▼
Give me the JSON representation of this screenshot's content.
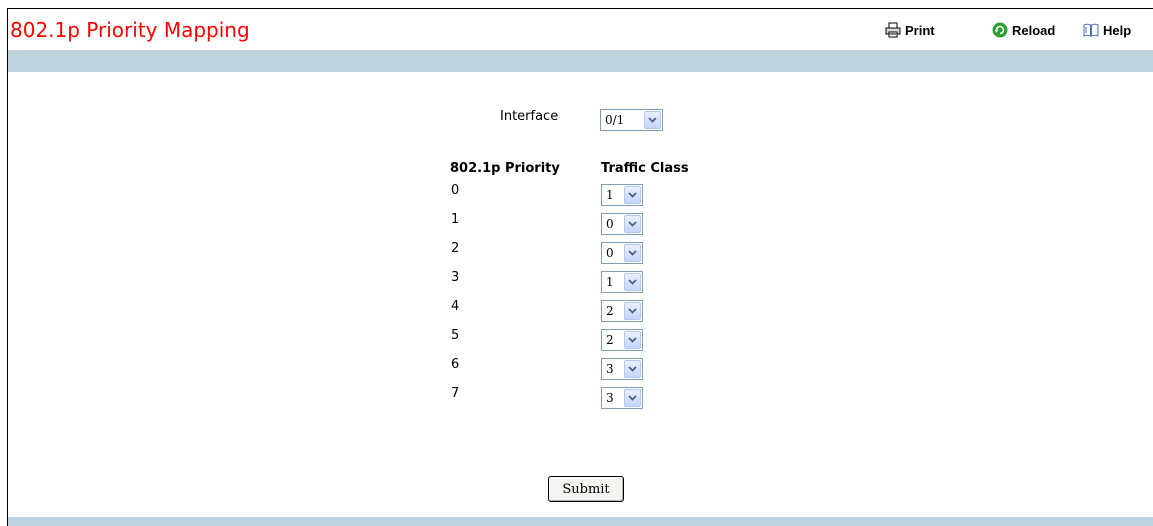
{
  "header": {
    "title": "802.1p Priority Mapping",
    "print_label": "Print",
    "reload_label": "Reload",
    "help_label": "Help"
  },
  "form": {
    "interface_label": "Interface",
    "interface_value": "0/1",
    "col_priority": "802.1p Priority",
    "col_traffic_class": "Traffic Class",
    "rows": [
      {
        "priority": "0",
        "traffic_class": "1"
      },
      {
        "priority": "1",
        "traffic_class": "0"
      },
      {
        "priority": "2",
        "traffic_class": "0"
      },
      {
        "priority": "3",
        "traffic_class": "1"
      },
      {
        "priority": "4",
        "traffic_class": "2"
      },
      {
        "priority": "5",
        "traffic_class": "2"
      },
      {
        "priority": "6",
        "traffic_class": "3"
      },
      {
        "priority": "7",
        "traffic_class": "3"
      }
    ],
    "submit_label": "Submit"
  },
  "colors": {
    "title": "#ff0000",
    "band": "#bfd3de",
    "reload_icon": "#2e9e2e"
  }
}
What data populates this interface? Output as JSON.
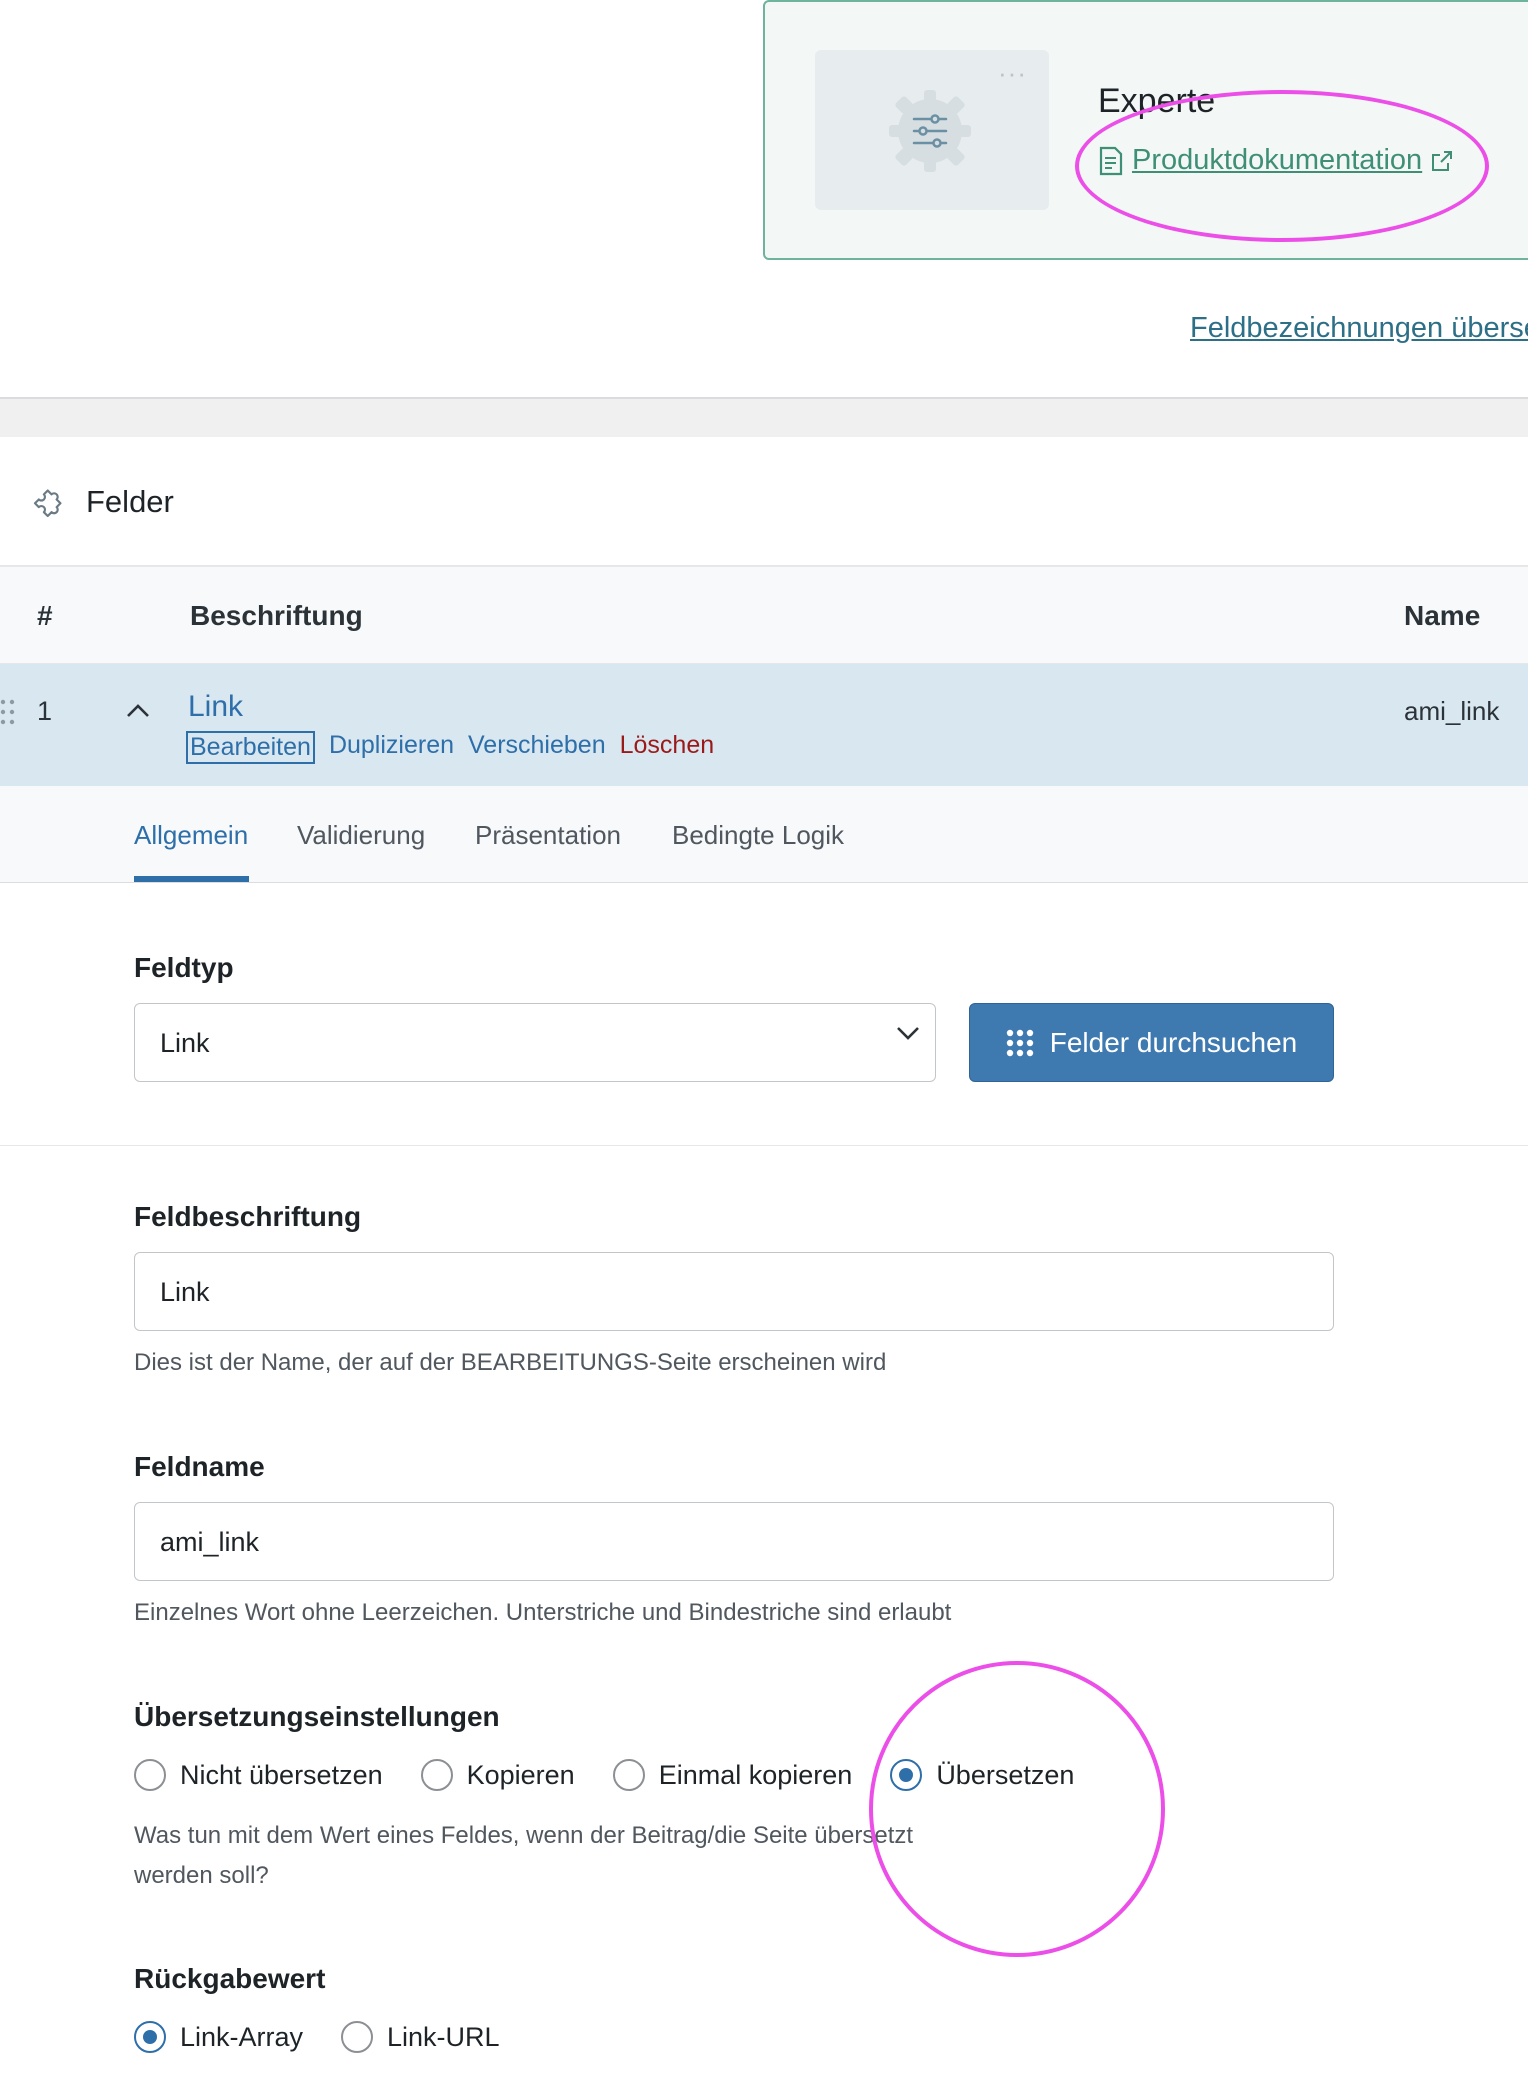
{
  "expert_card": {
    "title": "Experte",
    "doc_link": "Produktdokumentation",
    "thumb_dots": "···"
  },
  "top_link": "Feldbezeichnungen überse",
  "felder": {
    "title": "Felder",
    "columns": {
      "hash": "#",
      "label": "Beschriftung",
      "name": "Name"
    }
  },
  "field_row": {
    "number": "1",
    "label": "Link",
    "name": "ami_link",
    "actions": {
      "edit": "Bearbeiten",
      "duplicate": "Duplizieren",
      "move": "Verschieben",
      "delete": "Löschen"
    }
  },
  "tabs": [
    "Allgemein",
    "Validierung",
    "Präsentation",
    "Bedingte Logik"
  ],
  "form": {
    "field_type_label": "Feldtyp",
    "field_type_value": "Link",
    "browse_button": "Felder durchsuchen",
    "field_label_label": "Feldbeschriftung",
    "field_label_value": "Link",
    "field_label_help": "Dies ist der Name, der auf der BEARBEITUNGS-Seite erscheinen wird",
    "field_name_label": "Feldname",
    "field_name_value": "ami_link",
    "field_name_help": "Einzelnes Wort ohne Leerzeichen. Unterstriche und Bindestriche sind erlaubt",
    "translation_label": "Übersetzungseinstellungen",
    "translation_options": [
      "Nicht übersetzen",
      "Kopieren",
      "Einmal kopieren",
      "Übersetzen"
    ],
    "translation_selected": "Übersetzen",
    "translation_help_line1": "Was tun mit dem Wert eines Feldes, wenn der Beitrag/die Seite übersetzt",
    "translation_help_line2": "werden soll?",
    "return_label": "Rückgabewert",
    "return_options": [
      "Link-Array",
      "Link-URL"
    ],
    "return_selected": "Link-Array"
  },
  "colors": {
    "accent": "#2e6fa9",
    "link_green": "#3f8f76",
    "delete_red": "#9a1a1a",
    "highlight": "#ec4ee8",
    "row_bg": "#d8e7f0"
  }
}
▲
PROBLEM TO WORK ON -> Repeat only the lines from the one with "What data populates" through the end of the data, both included and exactly as written. Pictures stay out of the copy.

RESPONSE TO THE EXERCISE ->
What data populates this interface? Output as JSON.
{
  "expert_card": {
    "title": "Experte",
    "doc_link": "Produktdokumentation",
    "thumb_dots": "···"
  },
  "top_link": "Feldbezeichnungen überse",
  "felder": {
    "title": "Felder",
    "columns": {
      "hash": "#",
      "label": "Beschriftung",
      "name": "Name"
    }
  },
  "field_row": {
    "number": "1",
    "label": "Link",
    "name": "ami_link",
    "actions": {
      "edit": "Bearbeiten",
      "duplicate": "Duplizieren",
      "move": "Verschieben",
      "delete": "Löschen"
    }
  },
  "tabs": [
    "Allgemein",
    "Validierung",
    "Präsentation",
    "Bedingte Logik"
  ],
  "form": {
    "field_type_label": "Feldtyp",
    "field_type_value": "Link",
    "browse_button": "Felder durchsuchen",
    "field_label_label": "Feldbeschriftung",
    "field_label_value": "Link",
    "field_label_help": "Dies ist der Name, der auf der BEARBEITUNGS-Seite erscheinen wird",
    "field_name_label": "Feldname",
    "field_name_value": "ami_link",
    "field_name_help": "Einzelnes Wort ohne Leerzeichen. Unterstriche und Bindestriche sind erlaubt",
    "translation_label": "Übersetzungseinstellungen",
    "translation_options": [
      "Nicht übersetzen",
      "Kopieren",
      "Einmal kopieren",
      "Übersetzen"
    ],
    "translation_selected": "Übersetzen",
    "translation_help_line1": "Was tun mit dem Wert eines Feldes, wenn der Beitrag/die Seite übersetzt",
    "translation_help_line2": "werden soll?",
    "return_label": "Rückgabewert",
    "return_options": [
      "Link-Array",
      "Link-URL"
    ],
    "return_selected": "Link-Array"
  },
  "colors": {
    "accent": "#2e6fa9",
    "link_green": "#3f8f76",
    "delete_red": "#9a1a1a",
    "highlight": "#ec4ee8",
    "row_bg": "#d8e7f0"
  }
}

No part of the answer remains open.